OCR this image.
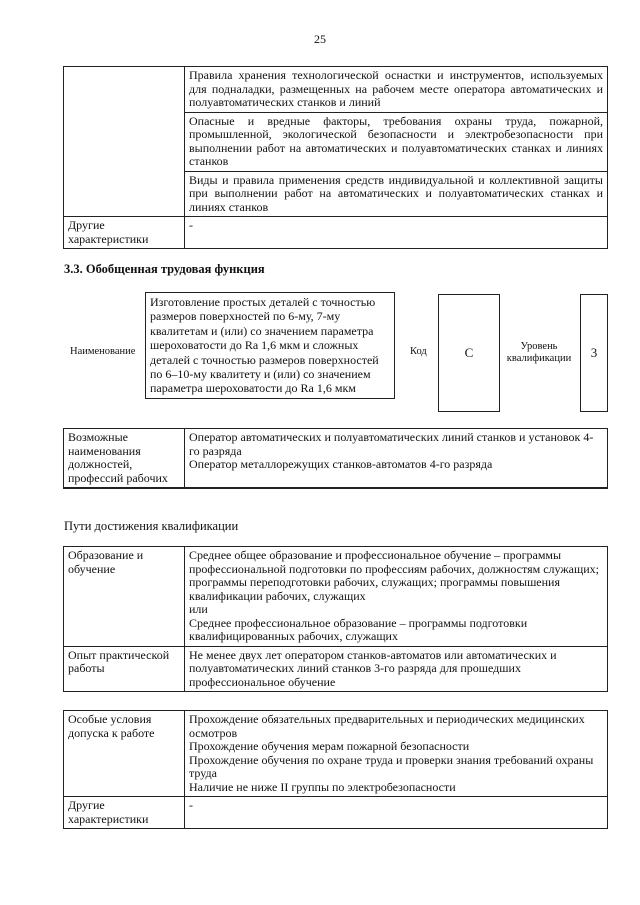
25
	Правила хранения технологической оснастки и инструментов, используемых для подналадки, размещенных на рабочем месте оператора автоматических и полуавтоматических станков и линий
	Опасные и вредные факторы, требования охраны труда, пожарной, промышленной, экологической безопасности и электробезопасности при выполнении работ на автоматических и полуавтоматических станках и линиях станков
	Виды и правила применения средств индивидуальной и коллективной защиты при выполнении работ на автоматических и полуавтоматических станках и линиях станков
Другие характеристики	-
3.3. Обобщенная трудовая функция
Наименование
Изготовление простых деталей с точностью размеров поверхностей по 6-му, 7-му квалитетам и (или) со значением параметра шероховатости до Ra 1,6 мкм и сложных деталей с точностью размеров поверхностей по 6–10-му квалитету и (или) со значением параметра шероховатости до Ra 1,6 мкм
Код	С	Уровень квалификации	3
Возможные наименования должностей, профессий рабочих	Оператор автоматических и полуавтоматических линий станков и установок 4-го разряда
Оператор металлорежущих станков-автоматов 4-го разряда

Пути достижения квалификации
Образование и обучение	Среднее общее образование и профессиональное обучение – программы профессиональной подготовки по профессиям рабочих, должностям служащих; программы переподготовки рабочих, служащих; программы повышения квалификации рабочих, служащих
или
Среднее профессиональное образование – программы подготовки квалифицированных рабочих, служащих

Опыт практической работы	Не менее двух лет оператором станков-автоматов или автоматических и полуавтоматических линий станков 3-го разряда для прошедших профессиональное обучение
Особые условия допуска к работе	Прохождение обязательных предварительных и периодических медицинских осмотров
Прохождение обучения мерам пожарной безопасности
Прохождение обучения по охране труда и проверки знания требований охраны труда
Наличие не ниже II группы по электробезопасности

Другие характеристики	-
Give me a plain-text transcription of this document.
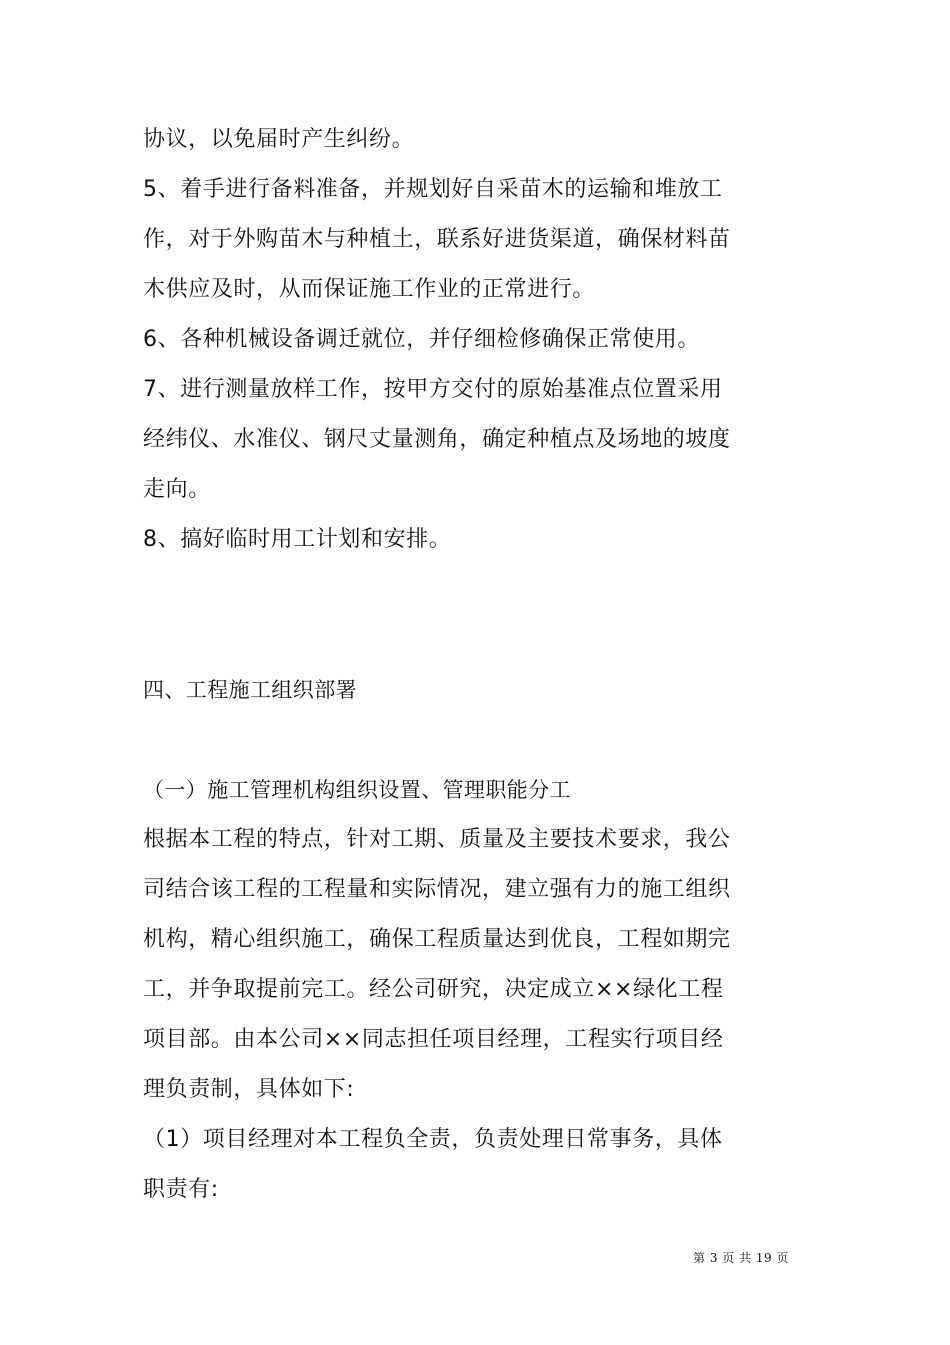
协议，以免届时产生纠纷。
5、着手进行备料准备，并规划好自采苗木的运输和堆放工
作，对于外购苗木与种植土，联系好进货渠道，确保材料苗
木供应及时，从而保证施工作业的正常进行。
6、各种机械设备调迁就位，并仔细检修确保正常使用。
7、进行测量放样工作，按甲方交付的原始基准点位置采用
经纬仪、水准仪、钢尺丈量测角，确定种植点及场地的坡度
走向。
8、搞好临时用工计划和安排。
四、工程施工组织部署
（一）施工管理机构组织设置、管理职能分工
根据本工程的特点，针对工期、质量及主要技术要求，我公
司结合该工程的工程量和实际情况，建立强有力的施工组织
机构，精心组织施工，确保工程质量达到优良，工程如期完
工，并争取提前完工。经公司研究，决定成立××绿化工程
项目部。由本公司××同志担任项目经理，工程实行项目经
理负责制，具体如下:
（1）项目经理对本工程负全责，负责处理日常事务，具体
职责有:
第 3 页 共 19 页
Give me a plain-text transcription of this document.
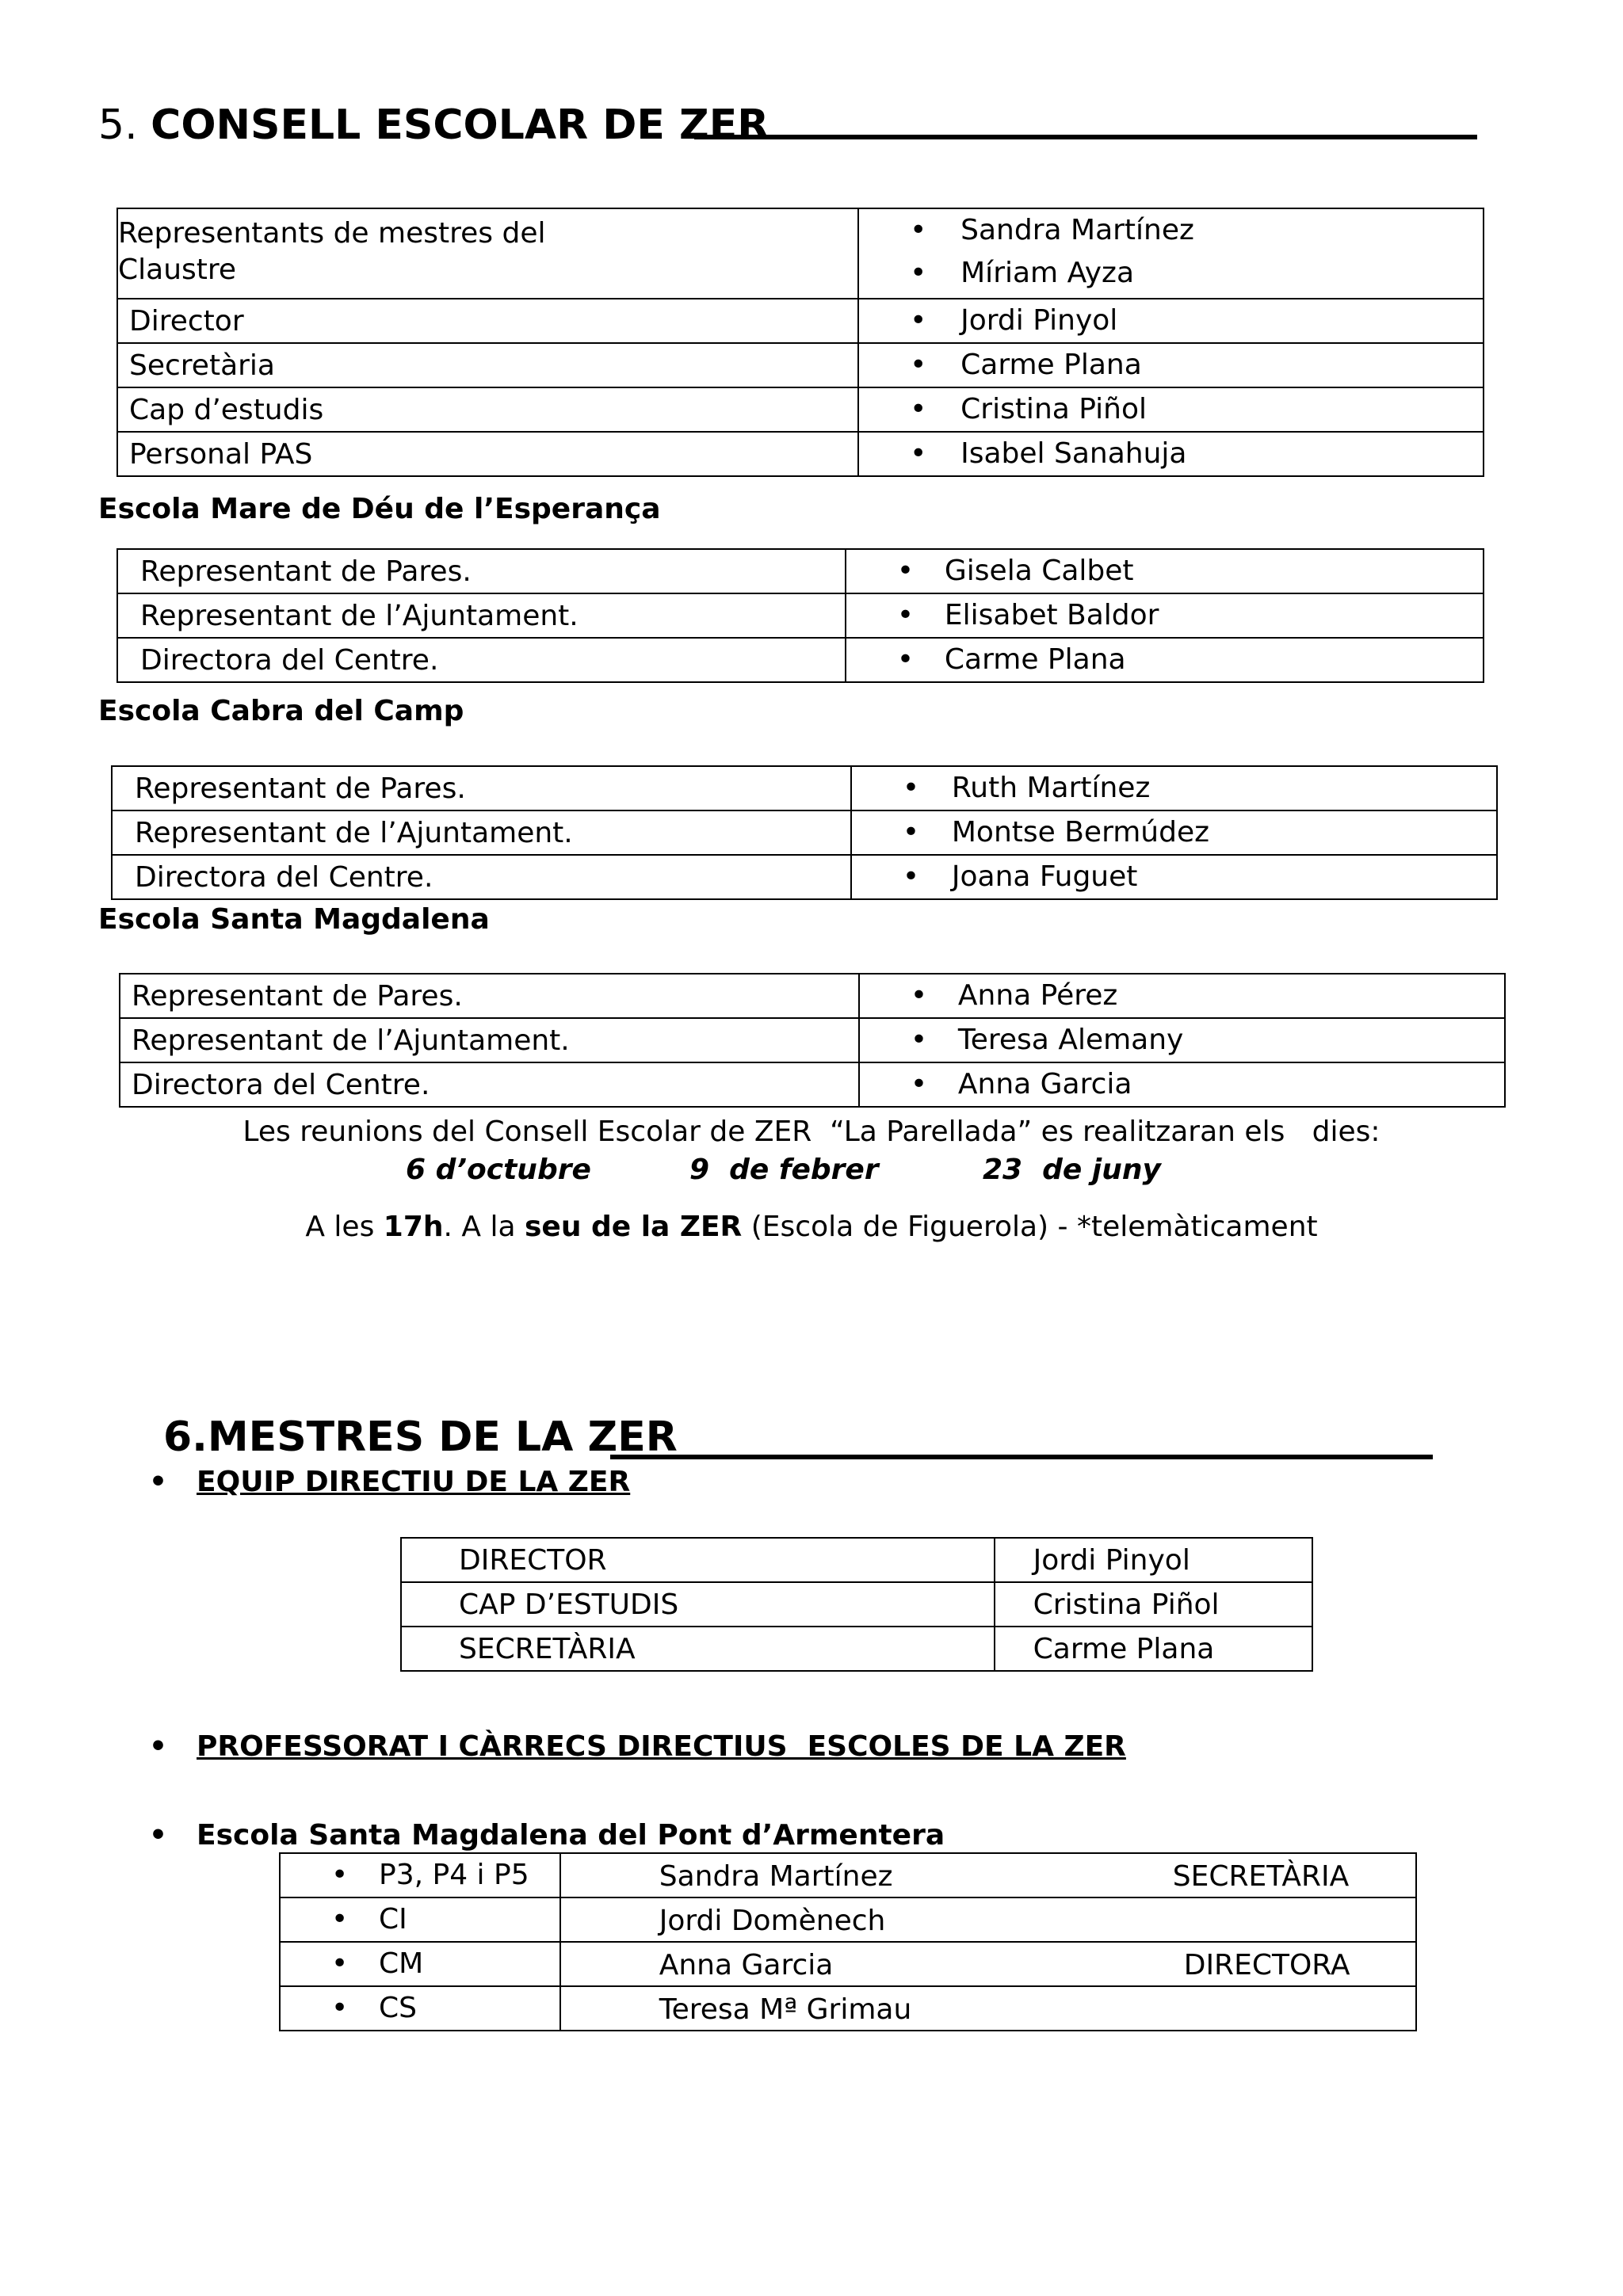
5. CONSELL ESCOLAR DE ZER
Representants de mestres del Claustre	• Sandra Martínez
• Míriam Ayza

Director	• Jordi Pinyol

Secretària	• Carme Plana

Cap d’estudis	• Cristina Piñol

Personal PAS	• Isabel Sanahuja
Escola Mare de Déu de l’Esperança
Representant de Pares.	• Gisela Calbet

Representant de l’Ajuntament.	• Elisabet Baldor

Directora del Centre.	• Carme Plana
Escola Cabra del Camp
Representant de Pares.	• Ruth Martínez

Representant de l’Ajuntament.	• Montse Bermúdez

Directora del Centre.	• Joana Fuguet
Escola Santa Magdalena
Representant de Pares.	• Anna Pérez

Representant de l’Ajuntament.	• Teresa Alemany

Directora del Centre.	• Anna Garcia
Les reunions del Consell Escolar de ZER  “La Parellada” es realitzaran els   dies:
6 d’octubre	9  de febrer	23  de juny
A les 17h. A la seu de la ZER (Escola de Figuerola) - *telemàticament
6.MESTRES DE LA ZER
• EQUIP DIRECTIU DE LA ZER
DIRECTOR	Jordi Pinyol
CAP D’ESTUDIS	Cristina Piñol
SECRETÀRIA	Carme Plana
• PROFESSORAT I CÀRRECS DIRECTIUS  ESCOLES DE LA ZER
• Escola Santa Magdalena del Pont d’Armentera
• P3, P4 i P5	Sandra Martínez SECRETÀRIA

• CI	Jordi Domènech

• CM	Anna Garcia DIRECTORA

• CS	Teresa Mª Grimau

Aim of the exercise » Extract every line of the data exactly; pictures stay out.

Final result »
OCR this image.
25
	Правила хранения технологической оснастки и инструментов, используемых для подналадки, размещенных на рабочем месте оператора автоматических и полуавтоматических станков и линий
	Опасные и вредные факторы, требования охраны труда, пожарной, промышленной, экологической безопасности и электробезопасности при выполнении работ на автоматических и полуавтоматических станках и линиях станков
	Виды и правила применения средств индивидуальной и коллективной защиты при выполнении работ на автоматических и полуавтоматических станках и линиях станков
Другие характеристики	-
3.3. Обобщенная трудовая функция
Наименование
Изготовление простых деталей с точностью размеров поверхностей по 6-му, 7-му квалитетам и (или) со значением параметра шероховатости до Ra 1,6 мкм и сложных деталей с точностью размеров поверхностей по 6–10-му квалитету и (или) со значением параметра шероховатости до Ra 1,6 мкм
Код	С	Уровень квалификации	3
Возможные наименования должностей, профессий рабочих	Оператор автоматических и полуавтоматических линий станков и установок 4-го разряда
Оператор металлорежущих станков-автоматов 4-го разряда

Пути достижения квалификации
Образование и обучение	Среднее общее образование и профессиональное обучение – программы профессиональной подготовки по профессиям рабочих, должностям служащих; программы переподготовки рабочих, служащих; программы повышения квалификации рабочих, служащих
или
Среднее профессиональное образование – программы подготовки квалифицированных рабочих, служащих

Опыт практической работы	Не менее двух лет оператором станков-автоматов или автоматических и полуавтоматических линий станков 3-го разряда для прошедших профессиональное обучение
Особые условия допуска к работе	Прохождение обязательных предварительных и периодических медицинских осмотров
Прохождение обучения мерам пожарной безопасности
Прохождение обучения по охране труда и проверки знания требований охраны труда
Наличие не ниже II группы по электробезопасности

Другие характеристики	-
Give me a plain-text transcription of this document.
协议，以免届时产生纠纷。
5、着手进行备料准备，并规划好自采苗木的运输和堆放工
作，对于外购苗木与种植土，联系好进货渠道，确保材料苗
木供应及时，从而保证施工作业的正常进行。
6、各种机械设备调迁就位，并仔细检修确保正常使用。
7、进行测量放样工作，按甲方交付的原始基准点位置采用
经纬仪、水准仪、钢尺丈量测角，确定种植点及场地的坡度
走向。
8、搞好临时用工计划和安排。
四、工程施工组织部署
（一）施工管理机构组织设置、管理职能分工
根据本工程的特点，针对工期、质量及主要技术要求，我公
司结合该工程的工程量和实际情况，建立强有力的施工组织
机构，精心组织施工，确保工程质量达到优良，工程如期完
工，并争取提前完工。经公司研究，决定成立××绿化工程
项目部。由本公司××同志担任项目经理，工程实行项目经
理负责制，具体如下:
（1）项目经理对本工程负全责，负责处理日常事务，具体
职责有:
第 3 页 共 19 页
Give me a plain-text transcription of this document.
5. CONSELL ESCOLAR DE ZER
Representants de mestres del Claustre	• Sandra Martínez
• Míriam Ayza

Director	• Jordi Pinyol

Secretària	• Carme Plana

Cap d’estudis	• Cristina Piñol

Personal PAS	• Isabel Sanahuja
Escola Mare de Déu de l’Esperança
Representant de Pares.	• Gisela Calbet

Representant de l’Ajuntament.	• Elisabet Baldor

Directora del Centre.	• Carme Plana
Escola Cabra del Camp
Representant de Pares.	• Ruth Martínez

Representant de l’Ajuntament.	• Montse Bermúdez

Directora del Centre.	• Joana Fuguet
Escola Santa Magdalena
Representant de Pares.	• Anna Pérez

Representant de l’Ajuntament.	• Teresa Alemany

Directora del Centre.	• Anna Garcia
Les reunions del Consell Escolar de ZER  “La Parellada” es realitzaran els   dies:
6 d’octubre	9  de febrer	23  de juny
A les 17h. A la seu de la ZER (Escola de Figuerola) - *telemàticament
6.MESTRES DE LA ZER
• EQUIP DIRECTIU DE LA ZER
DIRECTOR	Jordi Pinyol
CAP D’ESTUDIS	Cristina Piñol
SECRETÀRIA	Carme Plana
• PROFESSORAT I CÀRRECS DIRECTIUS  ESCOLES DE LA ZER
• Escola Santa Magdalena del Pont d’Armentera
• P3, P4 i P5	Sandra Martínez SECRETÀRIA

• CI	Jordi Domènech

• CM	Anna Garcia DIRECTORA

• CS	Teresa Mª Grimau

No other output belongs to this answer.